• What you are asked to do: Could you output each line of the data that follows exactly?
#### Material shown ####
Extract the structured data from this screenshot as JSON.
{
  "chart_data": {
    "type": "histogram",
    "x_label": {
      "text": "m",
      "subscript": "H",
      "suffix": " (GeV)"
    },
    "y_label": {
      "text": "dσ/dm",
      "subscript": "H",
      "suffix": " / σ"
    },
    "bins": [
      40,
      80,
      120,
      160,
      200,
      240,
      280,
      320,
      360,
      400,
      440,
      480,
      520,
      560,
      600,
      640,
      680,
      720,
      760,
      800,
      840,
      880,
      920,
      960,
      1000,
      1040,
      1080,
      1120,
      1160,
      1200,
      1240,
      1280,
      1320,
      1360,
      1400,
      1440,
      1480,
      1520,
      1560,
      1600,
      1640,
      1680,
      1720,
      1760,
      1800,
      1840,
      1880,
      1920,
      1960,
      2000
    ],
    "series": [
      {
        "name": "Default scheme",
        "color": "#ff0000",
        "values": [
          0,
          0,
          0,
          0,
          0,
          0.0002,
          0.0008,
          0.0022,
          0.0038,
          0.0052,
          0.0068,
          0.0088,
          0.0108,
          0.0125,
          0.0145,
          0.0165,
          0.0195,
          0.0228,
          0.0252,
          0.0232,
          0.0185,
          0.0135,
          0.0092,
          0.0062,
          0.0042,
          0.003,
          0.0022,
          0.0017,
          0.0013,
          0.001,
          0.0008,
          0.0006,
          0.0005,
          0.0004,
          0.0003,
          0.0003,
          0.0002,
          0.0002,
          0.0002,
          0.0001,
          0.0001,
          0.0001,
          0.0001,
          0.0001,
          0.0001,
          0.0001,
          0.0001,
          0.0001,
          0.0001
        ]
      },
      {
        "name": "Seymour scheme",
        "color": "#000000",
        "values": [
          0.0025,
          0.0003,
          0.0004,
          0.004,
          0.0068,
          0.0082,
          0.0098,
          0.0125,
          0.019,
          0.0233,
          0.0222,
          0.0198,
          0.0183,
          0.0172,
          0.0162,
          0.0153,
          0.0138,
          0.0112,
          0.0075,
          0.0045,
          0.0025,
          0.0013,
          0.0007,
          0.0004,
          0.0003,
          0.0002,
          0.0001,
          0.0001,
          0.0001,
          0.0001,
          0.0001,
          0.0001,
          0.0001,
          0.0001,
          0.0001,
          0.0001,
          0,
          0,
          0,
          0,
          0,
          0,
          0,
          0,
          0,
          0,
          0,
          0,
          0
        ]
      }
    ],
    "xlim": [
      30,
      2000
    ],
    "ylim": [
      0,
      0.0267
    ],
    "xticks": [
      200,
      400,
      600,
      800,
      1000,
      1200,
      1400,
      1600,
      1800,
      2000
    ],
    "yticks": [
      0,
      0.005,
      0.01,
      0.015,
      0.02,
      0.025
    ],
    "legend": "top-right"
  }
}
####
• Solution to this exercise:
Extract the structured data from this screenshot as JSON.
{
  "chart_data": {
    "type": "histogram",
    "x_label": {
      "text": "m",
      "subscript": "H",
      "suffix": " (GeV)"
    },
    "y_label": {
      "text": "dσ/dm",
      "subscript": "H",
      "suffix": " / σ"
    },
    "bins": [
      40,
      80,
      120,
      160,
      200,
      240,
      280,
      320,
      360,
      400,
      440,
      480,
      520,
      560,
      600,
      640,
      680,
      720,
      760,
      800,
      840,
      880,
      920,
      960,
      1000,
      1040,
      1080,
      1120,
      1160,
      1200,
      1240,
      1280,
      1320,
      1360,
      1400,
      1440,
      1480,
      1520,
      1560,
      1600,
      1640,
      1680,
      1720,
      1760,
      1800,
      1840,
      1880,
      1920,
      1960,
      2000
    ],
    "series": [
      {
        "name": "Default scheme",
        "color": "#ff0000",
        "values": [
          0,
          0,
          0,
          0,
          0,
          0.0002,
          0.0008,
          0.0022,
          0.0038,
          0.0052,
          0.0068,
          0.0088,
          0.0108,
          0.0125,
          0.0145,
          0.0165,
          0.0195,
          0.0228,
          0.0252,
          0.0232,
          0.0185,
          0.0135,
          0.0092,
          0.0062,
          0.0042,
          0.003,
          0.0022,
          0.0017,
          0.0013,
          0.001,
          0.0008,
          0.0006,
          0.0005,
          0.0004,
          0.0003,
          0.0003,
          0.0002,
          0.0002,
          0.0002,
          0.0001,
          0.0001,
          0.0001,
          0.0001,
          0.0001,
          0.0001,
          0.0001,
          0.0001,
          0.0001,
          0.0001
        ]
      },
      {
        "name": "Seymour scheme",
        "color": "#000000",
        "values": [
          0.0025,
          0.0003,
          0.0004,
          0.004,
          0.0068,
          0.0082,
          0.0098,
          0.0125,
          0.019,
          0.0233,
          0.0222,
          0.0198,
          0.0183,
          0.0172,
          0.0162,
          0.0153,
          0.0138,
          0.0112,
          0.0075,
          0.0045,
          0.0025,
          0.0013,
          0.0007,
          0.0004,
          0.0003,
          0.0002,
          0.0001,
          0.0001,
          0.0001,
          0.0001,
          0.0001,
          0.0001,
          0.0001,
          0.0001,
          0.0001,
          0.0001,
          0,
          0,
          0,
          0,
          0,
          0,
          0,
          0,
          0,
          0,
          0,
          0,
          0
        ]
      }
    ],
    "xlim": [
      30,
      2000
    ],
    "ylim": [
      0,
      0.0267
    ],
    "xticks": [
      200,
      400,
      600,
      800,
      1000,
      1200,
      1400,
      1600,
      1800,
      2000
    ],
    "yticks": [
      0,
      0.005,
      0.01,
      0.015,
      0.02,
      0.025
    ],
    "legend": "top-right"
  }
}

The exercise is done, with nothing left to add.